**** MATERIAL FOR THIS EXERCISE

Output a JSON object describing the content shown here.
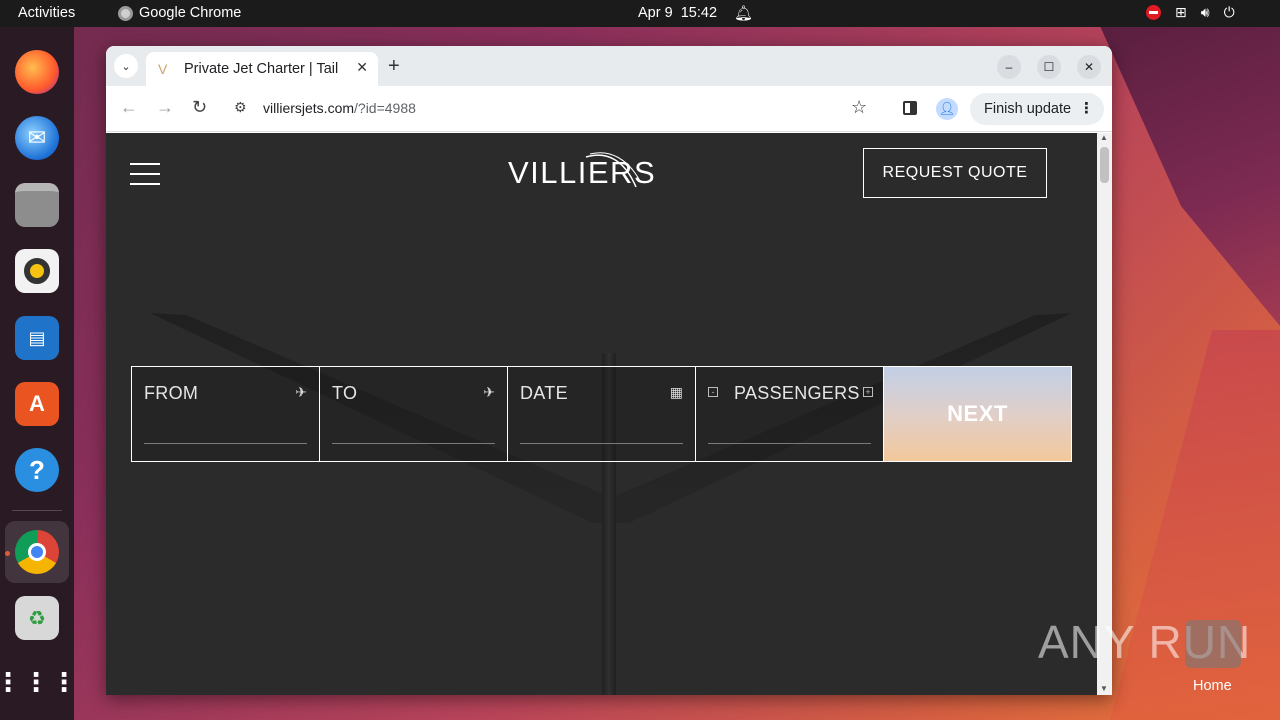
{
  "topbar": {
    "activities": "Activities",
    "app_name": "Google Chrome",
    "date": "Apr 9",
    "time": "15:42"
  },
  "dock": {
    "items": [
      "firefox-icon",
      "thunderbird-icon",
      "files-icon",
      "rhythmbox-icon",
      "libreoffice-impress-icon",
      "app-center-icon",
      "help-icon",
      "chrome-icon",
      "trash-icon",
      "show-apps-icon"
    ]
  },
  "browser": {
    "tab_title": "Private Jet Charter | Tail",
    "tab_favicon": "V",
    "url_main": "villiersjets.com",
    "url_rest": "/?id=4988",
    "finish_update": "Finish update"
  },
  "page": {
    "logo": "VILLIERS",
    "request_quote": "REQUEST QUOTE",
    "form": {
      "from": "FROM",
      "to": "TO",
      "date": "DATE",
      "passengers": "PASSENGERS",
      "next": "NEXT"
    }
  },
  "desktop": {
    "watermark": "ANY RUN",
    "home_label": "Home"
  },
  "colors": {
    "page_bg": "#2b2b2b",
    "next_gradient_top": "#c2cfe6",
    "next_gradient_bottom": "#f3c89c"
  }
}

********

WHAT IS BEING ASKED
In this exercise, set down all of the data exactly, without the pictures.

THE RESULT
Output a JSON object describing the content shown here.
{
  "topbar": {
    "activities": "Activities",
    "app_name": "Google Chrome",
    "date": "Apr 9",
    "time": "15:42"
  },
  "dock": {
    "items": [
      "firefox-icon",
      "thunderbird-icon",
      "files-icon",
      "rhythmbox-icon",
      "libreoffice-impress-icon",
      "app-center-icon",
      "help-icon",
      "chrome-icon",
      "trash-icon",
      "show-apps-icon"
    ]
  },
  "browser": {
    "tab_title": "Private Jet Charter | Tail",
    "tab_favicon": "V",
    "url_main": "villiersjets.com",
    "url_rest": "/?id=4988",
    "finish_update": "Finish update"
  },
  "page": {
    "logo": "VILLIERS",
    "request_quote": "REQUEST QUOTE",
    "form": {
      "from": "FROM",
      "to": "TO",
      "date": "DATE",
      "passengers": "PASSENGERS",
      "next": "NEXT"
    }
  },
  "desktop": {
    "watermark": "ANY RUN",
    "home_label": "Home"
  },
  "colors": {
    "page_bg": "#2b2b2b",
    "next_gradient_top": "#c2cfe6",
    "next_gradient_bottom": "#f3c89c"
  }
}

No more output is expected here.